Data listing
_ _ _
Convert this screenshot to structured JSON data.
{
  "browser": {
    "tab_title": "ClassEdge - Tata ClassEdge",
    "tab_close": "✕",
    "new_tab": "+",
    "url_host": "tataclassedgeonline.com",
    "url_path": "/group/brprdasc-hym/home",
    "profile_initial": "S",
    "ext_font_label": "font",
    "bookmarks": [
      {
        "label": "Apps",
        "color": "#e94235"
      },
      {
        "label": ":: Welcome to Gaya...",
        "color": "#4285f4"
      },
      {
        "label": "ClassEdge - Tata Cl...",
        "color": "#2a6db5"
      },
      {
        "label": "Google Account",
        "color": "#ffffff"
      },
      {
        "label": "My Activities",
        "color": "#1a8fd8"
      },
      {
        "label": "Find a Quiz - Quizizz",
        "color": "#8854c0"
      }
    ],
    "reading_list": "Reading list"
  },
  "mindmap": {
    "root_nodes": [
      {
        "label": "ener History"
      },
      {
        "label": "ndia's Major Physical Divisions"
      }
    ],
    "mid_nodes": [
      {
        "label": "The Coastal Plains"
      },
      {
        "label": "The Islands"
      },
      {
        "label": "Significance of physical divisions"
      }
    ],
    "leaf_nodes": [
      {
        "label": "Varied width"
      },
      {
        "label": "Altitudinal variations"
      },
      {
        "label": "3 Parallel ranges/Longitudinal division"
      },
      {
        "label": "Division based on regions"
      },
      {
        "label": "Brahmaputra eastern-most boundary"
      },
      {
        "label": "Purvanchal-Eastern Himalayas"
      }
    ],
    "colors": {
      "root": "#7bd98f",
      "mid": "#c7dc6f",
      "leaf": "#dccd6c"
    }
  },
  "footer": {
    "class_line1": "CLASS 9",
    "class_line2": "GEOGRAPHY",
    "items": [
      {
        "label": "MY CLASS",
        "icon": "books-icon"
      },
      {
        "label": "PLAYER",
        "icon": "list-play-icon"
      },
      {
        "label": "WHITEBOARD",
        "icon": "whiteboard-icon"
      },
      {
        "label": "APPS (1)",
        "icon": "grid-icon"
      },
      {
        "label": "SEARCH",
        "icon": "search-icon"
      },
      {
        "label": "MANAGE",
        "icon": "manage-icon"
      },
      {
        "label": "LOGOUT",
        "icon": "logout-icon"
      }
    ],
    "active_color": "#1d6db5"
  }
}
_ _ _
EXERCISE INSTRUCTIONS: Output the whole listing above again, word for word.

FINAL RESULT:
Convert this screenshot to structured JSON data.
{
  "browser": {
    "tab_title": "ClassEdge - Tata ClassEdge",
    "tab_close": "✕",
    "new_tab": "+",
    "url_host": "tataclassedgeonline.com",
    "url_path": "/group/brprdasc-hym/home",
    "profile_initial": "S",
    "ext_font_label": "font",
    "bookmarks": [
      {
        "label": "Apps",
        "color": "#e94235"
      },
      {
        "label": ":: Welcome to Gaya...",
        "color": "#4285f4"
      },
      {
        "label": "ClassEdge - Tata Cl...",
        "color": "#2a6db5"
      },
      {
        "label": "Google Account",
        "color": "#ffffff"
      },
      {
        "label": "My Activities",
        "color": "#1a8fd8"
      },
      {
        "label": "Find a Quiz - Quizizz",
        "color": "#8854c0"
      }
    ],
    "reading_list": "Reading list"
  },
  "mindmap": {
    "root_nodes": [
      {
        "label": "ener History"
      },
      {
        "label": "ndia's Major Physical Divisions"
      }
    ],
    "mid_nodes": [
      {
        "label": "The Coastal Plains"
      },
      {
        "label": "The Islands"
      },
      {
        "label": "Significance of physical divisions"
      }
    ],
    "leaf_nodes": [
      {
        "label": "Varied width"
      },
      {
        "label": "Altitudinal variations"
      },
      {
        "label": "3 Parallel ranges/Longitudinal division"
      },
      {
        "label": "Division based on regions"
      },
      {
        "label": "Brahmaputra eastern-most boundary"
      },
      {
        "label": "Purvanchal-Eastern Himalayas"
      }
    ],
    "colors": {
      "root": "#7bd98f",
      "mid": "#c7dc6f",
      "leaf": "#dccd6c"
    }
  },
  "footer": {
    "class_line1": "CLASS 9",
    "class_line2": "GEOGRAPHY",
    "items": [
      {
        "label": "MY CLASS",
        "icon": "books-icon"
      },
      {
        "label": "PLAYER",
        "icon": "list-play-icon"
      },
      {
        "label": "WHITEBOARD",
        "icon": "whiteboard-icon"
      },
      {
        "label": "APPS (1)",
        "icon": "grid-icon"
      },
      {
        "label": "SEARCH",
        "icon": "search-icon"
      },
      {
        "label": "MANAGE",
        "icon": "manage-icon"
      },
      {
        "label": "LOGOUT",
        "icon": "logout-icon"
      }
    ],
    "active_color": "#1d6db5"
  }
}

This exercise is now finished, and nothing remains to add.